## START Records supplied

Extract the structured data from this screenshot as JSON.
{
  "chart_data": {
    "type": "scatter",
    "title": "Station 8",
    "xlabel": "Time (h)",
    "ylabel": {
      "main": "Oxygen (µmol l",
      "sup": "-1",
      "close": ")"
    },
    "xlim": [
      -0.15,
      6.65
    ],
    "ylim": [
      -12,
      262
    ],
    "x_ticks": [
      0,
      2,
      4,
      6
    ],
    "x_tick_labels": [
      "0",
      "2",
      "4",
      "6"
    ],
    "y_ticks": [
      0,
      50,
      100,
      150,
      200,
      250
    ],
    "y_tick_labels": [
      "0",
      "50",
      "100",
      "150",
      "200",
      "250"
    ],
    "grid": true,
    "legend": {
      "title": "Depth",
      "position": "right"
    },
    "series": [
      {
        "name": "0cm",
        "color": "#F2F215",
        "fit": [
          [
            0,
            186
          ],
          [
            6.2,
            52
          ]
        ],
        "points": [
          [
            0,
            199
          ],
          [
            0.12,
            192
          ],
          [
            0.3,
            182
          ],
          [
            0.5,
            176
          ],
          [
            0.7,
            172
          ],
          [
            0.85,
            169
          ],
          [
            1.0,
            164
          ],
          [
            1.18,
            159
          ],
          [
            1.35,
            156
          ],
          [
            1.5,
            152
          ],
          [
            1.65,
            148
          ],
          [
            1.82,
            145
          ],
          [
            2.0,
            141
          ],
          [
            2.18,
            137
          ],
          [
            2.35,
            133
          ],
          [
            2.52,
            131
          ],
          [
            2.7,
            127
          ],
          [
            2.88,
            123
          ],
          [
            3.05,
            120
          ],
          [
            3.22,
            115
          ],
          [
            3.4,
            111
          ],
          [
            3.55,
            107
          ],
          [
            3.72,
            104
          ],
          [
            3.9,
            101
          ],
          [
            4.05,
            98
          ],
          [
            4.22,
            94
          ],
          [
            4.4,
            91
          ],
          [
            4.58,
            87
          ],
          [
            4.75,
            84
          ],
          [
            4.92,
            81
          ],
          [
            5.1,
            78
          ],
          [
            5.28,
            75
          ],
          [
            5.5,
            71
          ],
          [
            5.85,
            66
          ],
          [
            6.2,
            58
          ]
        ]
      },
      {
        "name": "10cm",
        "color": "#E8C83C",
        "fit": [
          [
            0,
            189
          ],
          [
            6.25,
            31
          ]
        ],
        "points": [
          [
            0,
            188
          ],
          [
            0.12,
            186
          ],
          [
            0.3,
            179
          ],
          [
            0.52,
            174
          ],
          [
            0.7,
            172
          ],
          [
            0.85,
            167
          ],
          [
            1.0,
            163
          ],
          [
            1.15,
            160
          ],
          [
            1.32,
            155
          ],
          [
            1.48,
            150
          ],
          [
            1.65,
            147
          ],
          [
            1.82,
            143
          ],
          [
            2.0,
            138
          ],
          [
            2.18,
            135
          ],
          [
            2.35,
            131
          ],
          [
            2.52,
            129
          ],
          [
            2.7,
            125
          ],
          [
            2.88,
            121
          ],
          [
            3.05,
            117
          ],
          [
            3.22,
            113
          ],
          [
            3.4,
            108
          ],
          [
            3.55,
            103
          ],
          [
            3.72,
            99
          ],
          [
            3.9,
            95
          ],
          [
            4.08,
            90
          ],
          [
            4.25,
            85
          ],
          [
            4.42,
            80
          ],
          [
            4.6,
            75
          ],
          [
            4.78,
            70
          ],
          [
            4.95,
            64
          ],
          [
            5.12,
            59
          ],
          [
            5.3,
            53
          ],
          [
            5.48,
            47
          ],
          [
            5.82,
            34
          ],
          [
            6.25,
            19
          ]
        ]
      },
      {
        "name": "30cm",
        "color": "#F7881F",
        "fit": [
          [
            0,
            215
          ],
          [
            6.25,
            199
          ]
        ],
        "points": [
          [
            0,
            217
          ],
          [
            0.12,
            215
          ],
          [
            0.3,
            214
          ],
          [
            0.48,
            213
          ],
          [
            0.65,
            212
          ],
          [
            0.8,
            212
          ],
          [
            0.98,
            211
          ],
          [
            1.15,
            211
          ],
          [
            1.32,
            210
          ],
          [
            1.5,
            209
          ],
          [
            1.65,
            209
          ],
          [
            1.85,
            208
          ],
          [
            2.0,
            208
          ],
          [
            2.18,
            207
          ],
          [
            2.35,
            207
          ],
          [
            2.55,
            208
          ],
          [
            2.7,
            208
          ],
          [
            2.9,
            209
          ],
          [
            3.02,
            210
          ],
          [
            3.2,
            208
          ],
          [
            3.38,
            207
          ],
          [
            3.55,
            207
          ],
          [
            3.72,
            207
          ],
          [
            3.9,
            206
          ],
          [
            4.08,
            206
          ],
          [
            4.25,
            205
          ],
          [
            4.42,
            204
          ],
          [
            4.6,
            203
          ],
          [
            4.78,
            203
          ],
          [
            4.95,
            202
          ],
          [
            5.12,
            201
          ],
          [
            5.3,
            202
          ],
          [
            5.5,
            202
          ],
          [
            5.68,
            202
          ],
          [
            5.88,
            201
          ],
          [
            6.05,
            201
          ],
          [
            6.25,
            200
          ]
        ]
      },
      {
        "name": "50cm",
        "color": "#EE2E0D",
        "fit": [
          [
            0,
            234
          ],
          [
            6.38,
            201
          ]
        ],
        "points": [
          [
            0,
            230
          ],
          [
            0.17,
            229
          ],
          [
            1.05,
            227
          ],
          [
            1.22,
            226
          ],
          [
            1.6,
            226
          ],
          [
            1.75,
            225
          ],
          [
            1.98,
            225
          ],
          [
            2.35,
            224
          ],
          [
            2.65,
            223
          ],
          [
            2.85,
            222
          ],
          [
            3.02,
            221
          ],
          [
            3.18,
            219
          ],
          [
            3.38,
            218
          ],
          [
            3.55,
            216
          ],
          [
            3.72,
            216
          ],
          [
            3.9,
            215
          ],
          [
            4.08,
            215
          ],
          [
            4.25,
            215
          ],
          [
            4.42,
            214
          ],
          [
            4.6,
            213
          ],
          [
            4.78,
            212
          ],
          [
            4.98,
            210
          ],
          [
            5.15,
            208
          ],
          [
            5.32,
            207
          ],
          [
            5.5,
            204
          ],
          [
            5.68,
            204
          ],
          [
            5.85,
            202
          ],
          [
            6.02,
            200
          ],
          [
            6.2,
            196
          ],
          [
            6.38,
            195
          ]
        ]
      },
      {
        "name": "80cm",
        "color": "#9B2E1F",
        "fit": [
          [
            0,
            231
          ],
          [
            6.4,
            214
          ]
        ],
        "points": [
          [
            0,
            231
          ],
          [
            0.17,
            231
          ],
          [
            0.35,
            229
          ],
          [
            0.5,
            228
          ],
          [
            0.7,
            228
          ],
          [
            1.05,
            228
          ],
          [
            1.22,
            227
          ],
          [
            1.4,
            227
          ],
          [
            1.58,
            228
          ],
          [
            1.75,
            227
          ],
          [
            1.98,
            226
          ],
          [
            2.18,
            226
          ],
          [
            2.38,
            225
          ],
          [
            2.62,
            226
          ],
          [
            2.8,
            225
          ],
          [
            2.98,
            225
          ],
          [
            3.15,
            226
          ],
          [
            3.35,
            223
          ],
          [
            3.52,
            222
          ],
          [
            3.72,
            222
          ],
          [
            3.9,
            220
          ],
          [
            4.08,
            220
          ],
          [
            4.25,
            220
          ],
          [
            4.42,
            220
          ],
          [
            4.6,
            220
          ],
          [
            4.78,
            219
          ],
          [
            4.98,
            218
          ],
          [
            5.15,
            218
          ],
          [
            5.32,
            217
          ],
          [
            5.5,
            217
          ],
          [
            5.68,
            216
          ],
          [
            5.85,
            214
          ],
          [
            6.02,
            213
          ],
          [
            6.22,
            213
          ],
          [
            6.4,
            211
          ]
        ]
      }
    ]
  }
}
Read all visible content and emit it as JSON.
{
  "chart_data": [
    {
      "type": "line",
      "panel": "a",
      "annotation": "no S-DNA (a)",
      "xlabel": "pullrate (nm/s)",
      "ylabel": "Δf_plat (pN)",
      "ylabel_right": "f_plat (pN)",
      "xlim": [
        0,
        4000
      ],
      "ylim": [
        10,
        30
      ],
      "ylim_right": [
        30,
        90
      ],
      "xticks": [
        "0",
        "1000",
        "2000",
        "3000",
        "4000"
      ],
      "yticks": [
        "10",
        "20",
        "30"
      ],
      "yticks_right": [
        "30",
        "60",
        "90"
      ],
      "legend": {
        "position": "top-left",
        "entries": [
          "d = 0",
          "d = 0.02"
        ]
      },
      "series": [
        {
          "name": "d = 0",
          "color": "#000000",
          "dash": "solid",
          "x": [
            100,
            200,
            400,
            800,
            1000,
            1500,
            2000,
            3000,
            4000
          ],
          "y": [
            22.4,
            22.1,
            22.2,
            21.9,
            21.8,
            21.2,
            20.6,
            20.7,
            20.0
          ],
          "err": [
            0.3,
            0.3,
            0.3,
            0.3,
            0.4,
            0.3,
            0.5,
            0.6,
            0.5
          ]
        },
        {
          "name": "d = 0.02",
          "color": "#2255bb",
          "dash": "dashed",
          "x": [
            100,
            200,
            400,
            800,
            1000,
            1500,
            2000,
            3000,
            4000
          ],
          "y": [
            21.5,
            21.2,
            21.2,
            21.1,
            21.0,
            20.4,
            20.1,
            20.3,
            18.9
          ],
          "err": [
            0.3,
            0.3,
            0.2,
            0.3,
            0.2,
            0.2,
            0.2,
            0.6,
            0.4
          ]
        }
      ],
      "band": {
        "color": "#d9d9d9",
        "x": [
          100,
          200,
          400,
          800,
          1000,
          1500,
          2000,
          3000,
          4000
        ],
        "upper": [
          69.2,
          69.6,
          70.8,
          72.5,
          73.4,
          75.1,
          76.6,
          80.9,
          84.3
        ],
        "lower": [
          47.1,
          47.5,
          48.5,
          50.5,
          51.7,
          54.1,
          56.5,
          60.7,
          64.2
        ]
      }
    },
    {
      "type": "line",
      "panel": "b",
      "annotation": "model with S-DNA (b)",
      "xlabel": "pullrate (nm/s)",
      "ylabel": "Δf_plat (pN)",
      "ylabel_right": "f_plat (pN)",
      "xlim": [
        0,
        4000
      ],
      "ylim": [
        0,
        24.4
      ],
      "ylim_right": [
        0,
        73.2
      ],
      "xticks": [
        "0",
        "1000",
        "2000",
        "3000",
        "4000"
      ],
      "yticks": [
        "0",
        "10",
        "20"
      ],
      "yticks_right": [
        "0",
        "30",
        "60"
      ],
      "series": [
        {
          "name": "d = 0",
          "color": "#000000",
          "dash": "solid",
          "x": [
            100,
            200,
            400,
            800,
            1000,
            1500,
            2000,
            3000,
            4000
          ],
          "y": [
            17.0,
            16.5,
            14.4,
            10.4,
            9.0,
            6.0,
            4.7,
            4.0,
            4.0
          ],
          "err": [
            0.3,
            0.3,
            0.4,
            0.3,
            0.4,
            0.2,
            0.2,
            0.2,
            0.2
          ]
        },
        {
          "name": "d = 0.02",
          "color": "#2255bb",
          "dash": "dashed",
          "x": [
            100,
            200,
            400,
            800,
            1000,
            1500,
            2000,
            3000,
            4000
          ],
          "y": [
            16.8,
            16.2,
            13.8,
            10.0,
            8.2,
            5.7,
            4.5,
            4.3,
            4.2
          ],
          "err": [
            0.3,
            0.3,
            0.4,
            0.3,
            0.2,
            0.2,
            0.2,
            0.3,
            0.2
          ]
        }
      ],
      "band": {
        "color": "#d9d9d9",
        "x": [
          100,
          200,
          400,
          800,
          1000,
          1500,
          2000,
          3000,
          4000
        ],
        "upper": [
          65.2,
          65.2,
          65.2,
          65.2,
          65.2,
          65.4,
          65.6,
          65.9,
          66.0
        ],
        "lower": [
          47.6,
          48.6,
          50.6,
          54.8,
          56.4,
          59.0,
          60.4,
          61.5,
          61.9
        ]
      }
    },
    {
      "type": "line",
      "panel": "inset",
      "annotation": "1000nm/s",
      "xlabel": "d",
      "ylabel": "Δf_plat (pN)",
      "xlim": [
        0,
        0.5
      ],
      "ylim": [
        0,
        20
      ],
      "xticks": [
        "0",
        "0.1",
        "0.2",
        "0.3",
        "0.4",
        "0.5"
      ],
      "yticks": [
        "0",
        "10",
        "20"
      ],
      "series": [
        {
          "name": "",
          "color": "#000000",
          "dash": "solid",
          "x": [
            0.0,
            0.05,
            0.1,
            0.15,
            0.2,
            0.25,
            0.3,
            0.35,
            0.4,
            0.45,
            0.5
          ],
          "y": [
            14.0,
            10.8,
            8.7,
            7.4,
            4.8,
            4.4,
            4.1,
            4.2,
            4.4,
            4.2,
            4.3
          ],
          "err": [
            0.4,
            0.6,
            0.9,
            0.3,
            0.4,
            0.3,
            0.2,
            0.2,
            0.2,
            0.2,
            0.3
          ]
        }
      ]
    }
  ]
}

## END Records supplied

- _Your goal_:
Copy every line of the records above that contains "name".

- _Solved exercise_:
        "name": "0cm",
        "name": "10cm",
        "name": "30cm",
        "name": "50cm",
        "name": "80cm",
          "name": "d = 0",
          "name": "d = 0.02",
          "name": "d = 0",
          "name": "d = 0.02",
          "name": "",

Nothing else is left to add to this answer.